(Rendered page images)
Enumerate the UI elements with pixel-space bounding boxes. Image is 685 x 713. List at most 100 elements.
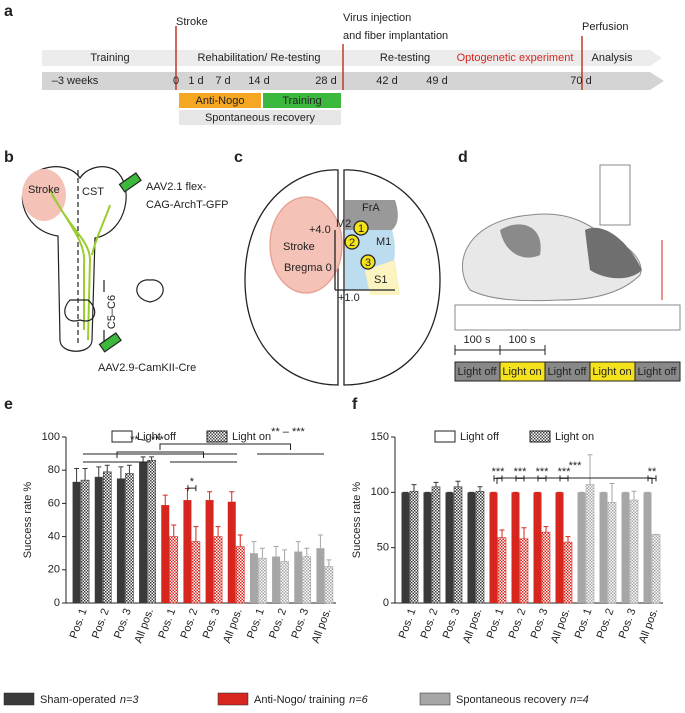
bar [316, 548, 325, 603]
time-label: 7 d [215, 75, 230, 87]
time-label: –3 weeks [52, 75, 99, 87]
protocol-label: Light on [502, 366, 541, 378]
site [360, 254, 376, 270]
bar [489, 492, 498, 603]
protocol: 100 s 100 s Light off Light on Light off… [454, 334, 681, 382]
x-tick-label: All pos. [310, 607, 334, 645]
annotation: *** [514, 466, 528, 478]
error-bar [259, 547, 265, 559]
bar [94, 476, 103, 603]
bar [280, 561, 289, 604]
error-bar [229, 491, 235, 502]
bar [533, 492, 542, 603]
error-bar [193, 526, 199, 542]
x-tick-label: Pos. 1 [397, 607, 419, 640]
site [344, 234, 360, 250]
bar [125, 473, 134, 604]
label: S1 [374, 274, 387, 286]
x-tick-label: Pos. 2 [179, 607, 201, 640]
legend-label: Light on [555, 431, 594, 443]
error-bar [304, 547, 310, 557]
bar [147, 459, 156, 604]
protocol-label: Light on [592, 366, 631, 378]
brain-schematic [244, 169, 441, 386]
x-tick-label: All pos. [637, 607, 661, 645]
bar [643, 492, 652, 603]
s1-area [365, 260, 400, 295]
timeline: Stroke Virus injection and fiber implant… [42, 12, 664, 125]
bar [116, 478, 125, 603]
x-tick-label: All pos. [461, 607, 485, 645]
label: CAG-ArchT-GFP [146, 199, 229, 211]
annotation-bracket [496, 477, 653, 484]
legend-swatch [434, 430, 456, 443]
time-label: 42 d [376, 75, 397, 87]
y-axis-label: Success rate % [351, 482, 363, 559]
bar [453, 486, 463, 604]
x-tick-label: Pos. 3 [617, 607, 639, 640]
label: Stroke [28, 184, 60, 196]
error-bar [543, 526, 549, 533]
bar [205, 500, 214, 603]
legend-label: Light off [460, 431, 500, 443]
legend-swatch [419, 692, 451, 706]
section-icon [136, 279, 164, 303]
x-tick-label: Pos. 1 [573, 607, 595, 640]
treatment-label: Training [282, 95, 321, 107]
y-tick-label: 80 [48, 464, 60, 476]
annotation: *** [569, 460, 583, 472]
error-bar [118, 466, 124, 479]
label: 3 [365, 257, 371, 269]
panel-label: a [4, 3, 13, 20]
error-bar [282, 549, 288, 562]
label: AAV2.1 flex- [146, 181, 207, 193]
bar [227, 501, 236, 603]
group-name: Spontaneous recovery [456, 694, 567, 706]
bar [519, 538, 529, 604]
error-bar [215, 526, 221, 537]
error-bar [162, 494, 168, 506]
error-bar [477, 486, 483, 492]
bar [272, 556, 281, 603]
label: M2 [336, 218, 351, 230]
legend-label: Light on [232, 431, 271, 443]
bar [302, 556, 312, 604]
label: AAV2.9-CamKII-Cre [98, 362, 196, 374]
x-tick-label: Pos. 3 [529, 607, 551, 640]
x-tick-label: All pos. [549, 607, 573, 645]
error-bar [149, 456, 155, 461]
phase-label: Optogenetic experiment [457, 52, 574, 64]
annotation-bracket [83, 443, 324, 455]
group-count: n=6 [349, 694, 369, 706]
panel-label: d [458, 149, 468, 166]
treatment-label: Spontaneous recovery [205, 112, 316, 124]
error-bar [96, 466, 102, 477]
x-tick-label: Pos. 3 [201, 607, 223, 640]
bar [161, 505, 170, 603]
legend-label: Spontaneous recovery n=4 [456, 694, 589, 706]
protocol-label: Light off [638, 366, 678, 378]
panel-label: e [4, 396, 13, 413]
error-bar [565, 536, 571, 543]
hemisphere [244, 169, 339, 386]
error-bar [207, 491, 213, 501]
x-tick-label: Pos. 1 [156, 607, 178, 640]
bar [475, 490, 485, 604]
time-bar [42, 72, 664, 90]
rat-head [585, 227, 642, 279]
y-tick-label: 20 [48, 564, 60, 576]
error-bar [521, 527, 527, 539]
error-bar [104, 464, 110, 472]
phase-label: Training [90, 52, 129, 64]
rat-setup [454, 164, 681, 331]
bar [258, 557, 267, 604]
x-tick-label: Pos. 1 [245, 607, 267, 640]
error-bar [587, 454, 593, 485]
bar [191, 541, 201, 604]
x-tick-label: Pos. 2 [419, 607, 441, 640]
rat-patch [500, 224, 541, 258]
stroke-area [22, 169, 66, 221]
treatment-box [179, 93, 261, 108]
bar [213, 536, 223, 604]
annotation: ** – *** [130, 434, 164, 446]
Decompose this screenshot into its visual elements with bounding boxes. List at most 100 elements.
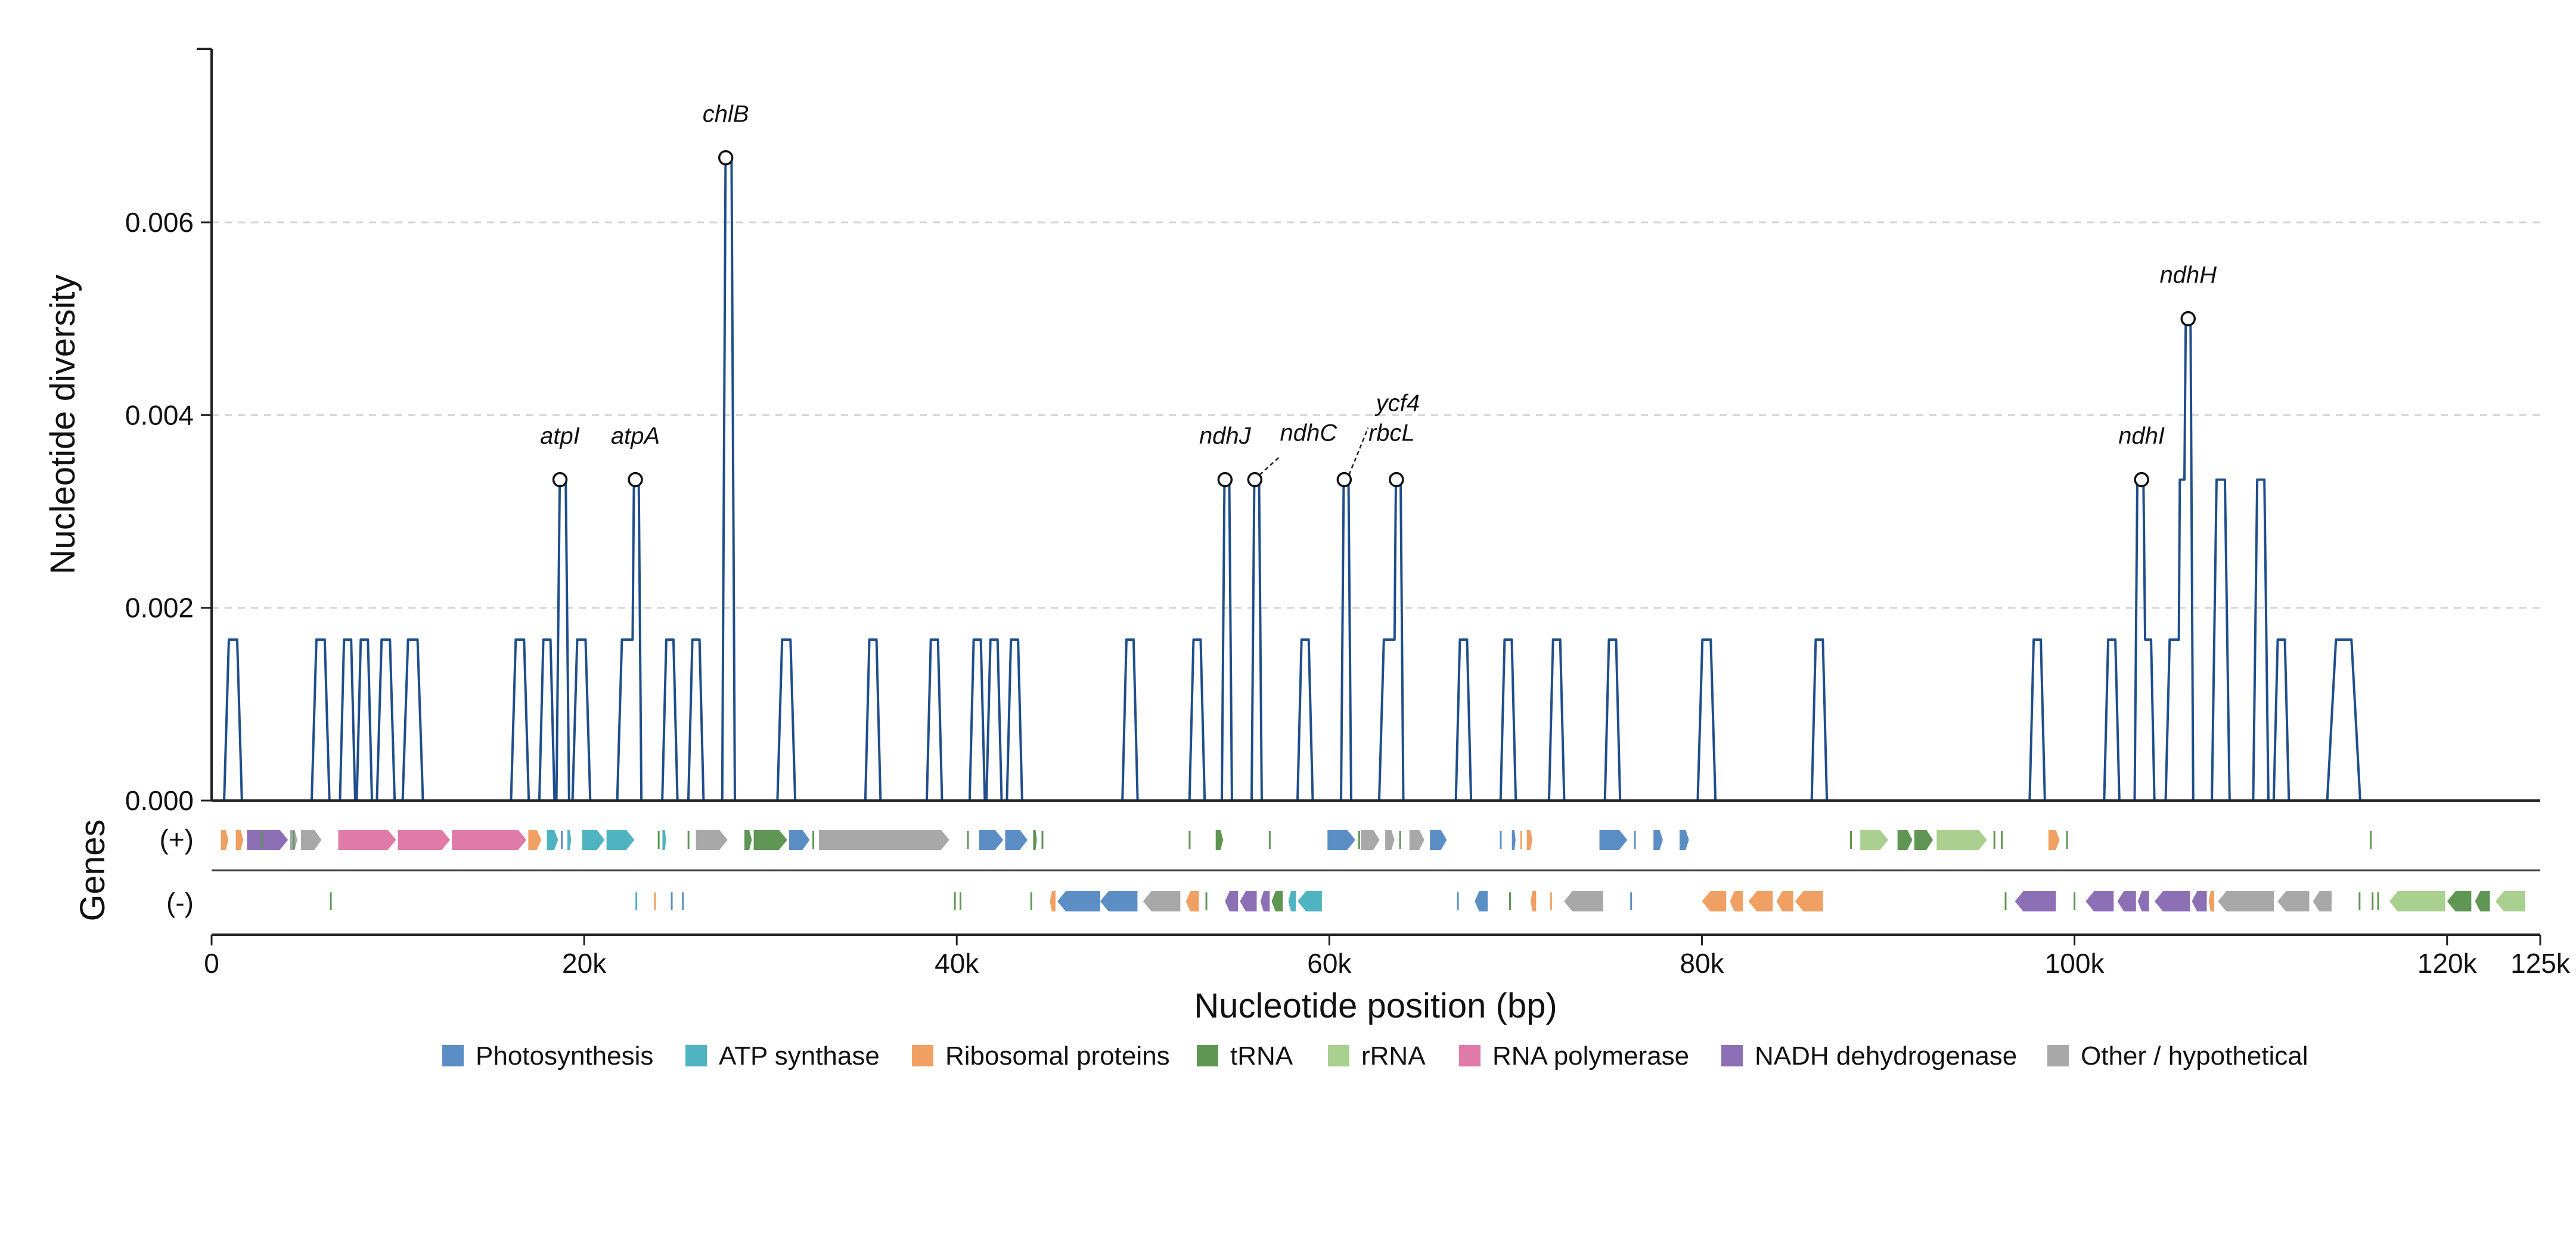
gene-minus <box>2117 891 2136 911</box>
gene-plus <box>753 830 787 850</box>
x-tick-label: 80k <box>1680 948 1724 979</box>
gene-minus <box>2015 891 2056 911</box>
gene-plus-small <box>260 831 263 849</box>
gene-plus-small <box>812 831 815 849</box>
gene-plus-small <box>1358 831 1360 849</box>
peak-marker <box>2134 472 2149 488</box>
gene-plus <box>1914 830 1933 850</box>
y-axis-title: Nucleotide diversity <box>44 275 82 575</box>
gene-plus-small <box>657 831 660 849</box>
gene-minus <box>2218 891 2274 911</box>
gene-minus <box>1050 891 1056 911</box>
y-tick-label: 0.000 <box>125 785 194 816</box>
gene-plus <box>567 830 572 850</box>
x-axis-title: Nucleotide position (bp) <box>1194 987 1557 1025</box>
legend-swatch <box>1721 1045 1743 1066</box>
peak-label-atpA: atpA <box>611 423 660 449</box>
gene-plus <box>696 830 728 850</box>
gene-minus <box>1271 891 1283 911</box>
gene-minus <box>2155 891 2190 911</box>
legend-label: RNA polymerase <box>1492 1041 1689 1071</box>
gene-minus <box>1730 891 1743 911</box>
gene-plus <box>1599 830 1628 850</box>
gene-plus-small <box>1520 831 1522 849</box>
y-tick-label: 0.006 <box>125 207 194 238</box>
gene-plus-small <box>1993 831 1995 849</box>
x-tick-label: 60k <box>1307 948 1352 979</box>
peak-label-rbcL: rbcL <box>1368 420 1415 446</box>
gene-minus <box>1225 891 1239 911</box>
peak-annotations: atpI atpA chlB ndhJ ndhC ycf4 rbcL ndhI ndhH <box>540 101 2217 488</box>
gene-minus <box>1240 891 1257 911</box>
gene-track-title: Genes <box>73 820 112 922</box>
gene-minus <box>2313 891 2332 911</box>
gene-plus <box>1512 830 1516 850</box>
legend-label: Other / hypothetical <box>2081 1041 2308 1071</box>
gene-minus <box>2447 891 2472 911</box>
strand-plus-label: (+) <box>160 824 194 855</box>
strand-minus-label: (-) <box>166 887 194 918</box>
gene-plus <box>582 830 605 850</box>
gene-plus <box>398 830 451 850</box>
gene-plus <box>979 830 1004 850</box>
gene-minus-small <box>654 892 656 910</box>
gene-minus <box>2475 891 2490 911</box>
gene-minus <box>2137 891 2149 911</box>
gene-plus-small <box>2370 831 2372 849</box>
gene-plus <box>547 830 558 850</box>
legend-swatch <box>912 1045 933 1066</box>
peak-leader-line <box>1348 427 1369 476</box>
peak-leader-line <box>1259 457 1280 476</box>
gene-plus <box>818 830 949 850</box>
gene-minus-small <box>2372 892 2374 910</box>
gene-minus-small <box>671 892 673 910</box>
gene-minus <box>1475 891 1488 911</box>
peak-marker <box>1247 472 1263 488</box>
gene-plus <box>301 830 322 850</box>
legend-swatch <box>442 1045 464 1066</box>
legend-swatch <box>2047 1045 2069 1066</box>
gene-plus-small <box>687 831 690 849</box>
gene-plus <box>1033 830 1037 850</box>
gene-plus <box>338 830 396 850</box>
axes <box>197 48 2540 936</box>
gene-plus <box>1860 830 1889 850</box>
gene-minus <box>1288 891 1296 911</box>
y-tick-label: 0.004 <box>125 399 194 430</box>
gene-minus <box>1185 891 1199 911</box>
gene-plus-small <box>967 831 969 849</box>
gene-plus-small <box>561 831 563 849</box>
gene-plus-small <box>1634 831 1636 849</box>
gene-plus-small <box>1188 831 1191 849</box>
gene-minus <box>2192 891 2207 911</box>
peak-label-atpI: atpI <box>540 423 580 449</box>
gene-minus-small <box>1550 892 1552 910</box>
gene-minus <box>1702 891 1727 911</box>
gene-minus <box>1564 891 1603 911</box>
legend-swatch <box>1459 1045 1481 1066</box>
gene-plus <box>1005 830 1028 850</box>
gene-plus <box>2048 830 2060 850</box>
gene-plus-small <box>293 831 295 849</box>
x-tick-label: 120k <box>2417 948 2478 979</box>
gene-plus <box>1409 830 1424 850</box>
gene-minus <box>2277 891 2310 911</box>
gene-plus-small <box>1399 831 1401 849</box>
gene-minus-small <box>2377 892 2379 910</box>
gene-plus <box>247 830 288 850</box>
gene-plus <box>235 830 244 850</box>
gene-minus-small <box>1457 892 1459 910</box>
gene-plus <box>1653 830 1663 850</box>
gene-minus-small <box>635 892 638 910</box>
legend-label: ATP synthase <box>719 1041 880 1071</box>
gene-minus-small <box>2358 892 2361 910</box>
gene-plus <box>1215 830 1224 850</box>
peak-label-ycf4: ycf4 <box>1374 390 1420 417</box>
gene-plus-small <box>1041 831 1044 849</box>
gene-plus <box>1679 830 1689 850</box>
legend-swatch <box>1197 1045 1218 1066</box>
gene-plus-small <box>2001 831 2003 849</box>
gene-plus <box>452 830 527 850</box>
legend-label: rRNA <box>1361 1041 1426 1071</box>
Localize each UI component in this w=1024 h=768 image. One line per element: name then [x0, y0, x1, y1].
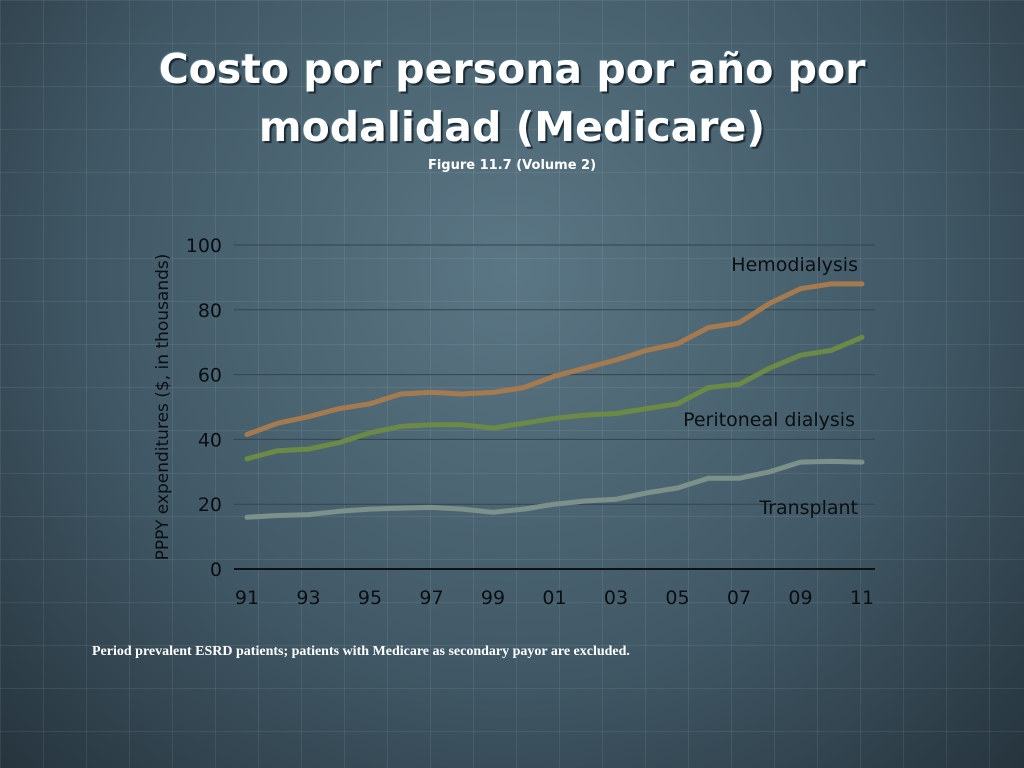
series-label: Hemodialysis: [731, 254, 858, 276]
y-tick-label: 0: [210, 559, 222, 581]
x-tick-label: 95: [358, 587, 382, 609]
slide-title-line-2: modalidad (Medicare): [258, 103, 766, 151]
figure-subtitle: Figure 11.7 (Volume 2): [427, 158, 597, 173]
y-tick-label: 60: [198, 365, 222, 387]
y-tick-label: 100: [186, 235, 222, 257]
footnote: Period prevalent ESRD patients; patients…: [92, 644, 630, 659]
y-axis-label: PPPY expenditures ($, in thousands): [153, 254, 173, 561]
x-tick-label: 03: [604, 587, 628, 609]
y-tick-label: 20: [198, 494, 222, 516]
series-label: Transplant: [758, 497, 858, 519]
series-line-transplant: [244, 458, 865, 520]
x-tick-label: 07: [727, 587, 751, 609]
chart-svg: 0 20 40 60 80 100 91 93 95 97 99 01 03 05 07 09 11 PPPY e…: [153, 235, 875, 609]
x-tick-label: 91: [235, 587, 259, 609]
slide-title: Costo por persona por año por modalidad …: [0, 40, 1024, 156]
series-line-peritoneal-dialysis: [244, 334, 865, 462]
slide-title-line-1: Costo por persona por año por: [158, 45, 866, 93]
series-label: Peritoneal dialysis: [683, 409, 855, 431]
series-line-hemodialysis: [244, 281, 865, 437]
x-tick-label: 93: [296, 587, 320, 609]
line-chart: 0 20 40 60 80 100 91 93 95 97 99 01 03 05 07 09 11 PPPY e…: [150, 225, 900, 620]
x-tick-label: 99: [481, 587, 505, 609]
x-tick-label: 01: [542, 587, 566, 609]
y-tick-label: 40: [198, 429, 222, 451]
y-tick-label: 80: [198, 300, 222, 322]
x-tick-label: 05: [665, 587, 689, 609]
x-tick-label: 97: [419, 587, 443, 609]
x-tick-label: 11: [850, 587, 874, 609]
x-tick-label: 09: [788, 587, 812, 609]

■ What you will do ■
What you return must match, line for line, the records from the line containing "Localize each UI" through their end, with both ends included and no pictures.

■ Answer to this exercise ■
Localize each UI component in this w=1024 h=768 image. One line per element: name then [x0, y0, x1, y1].
series-label: Hemodialysis: [731, 254, 858, 276]
y-tick-label: 0: [210, 559, 222, 581]
x-tick-label: 95: [358, 587, 382, 609]
slide-title-line-2: modalidad (Medicare): [258, 103, 766, 151]
figure-subtitle: Figure 11.7 (Volume 2): [427, 158, 597, 173]
y-tick-label: 60: [198, 365, 222, 387]
y-tick-label: 100: [186, 235, 222, 257]
footnote: Period prevalent ESRD patients; patients…: [92, 644, 630, 659]
y-axis-label: PPPY expenditures ($, in thousands): [153, 254, 173, 561]
x-tick-label: 03: [604, 587, 628, 609]
y-tick-label: 20: [198, 494, 222, 516]
series-label: Transplant: [758, 497, 858, 519]
series-line-transplant: [244, 458, 865, 520]
x-tick-label: 07: [727, 587, 751, 609]
chart-svg: 0 20 40 60 80 100 91 93 95 97 99 01 03 05 07 09 11 PPPY e…: [153, 235, 875, 609]
x-tick-label: 91: [235, 587, 259, 609]
slide-title: Costo por persona por año por modalidad …: [0, 40, 1024, 156]
series-line-peritoneal-dialysis: [244, 334, 865, 462]
slide-title-line-1: Costo por persona por año por: [158, 45, 866, 93]
series-label: Peritoneal dialysis: [683, 409, 855, 431]
series-line-hemodialysis: [244, 281, 865, 437]
x-tick-label: 93: [296, 587, 320, 609]
line-chart: 0 20 40 60 80 100 91 93 95 97 99 01 03 05 07 09 11 PPPY e…: [150, 225, 900, 620]
x-tick-label: 99: [481, 587, 505, 609]
x-tick-label: 01: [542, 587, 566, 609]
y-tick-label: 40: [198, 429, 222, 451]
y-tick-label: 80: [198, 300, 222, 322]
x-tick-label: 05: [665, 587, 689, 609]
x-tick-label: 97: [419, 587, 443, 609]
x-tick-label: 11: [850, 587, 874, 609]
x-tick-label: 09: [788, 587, 812, 609]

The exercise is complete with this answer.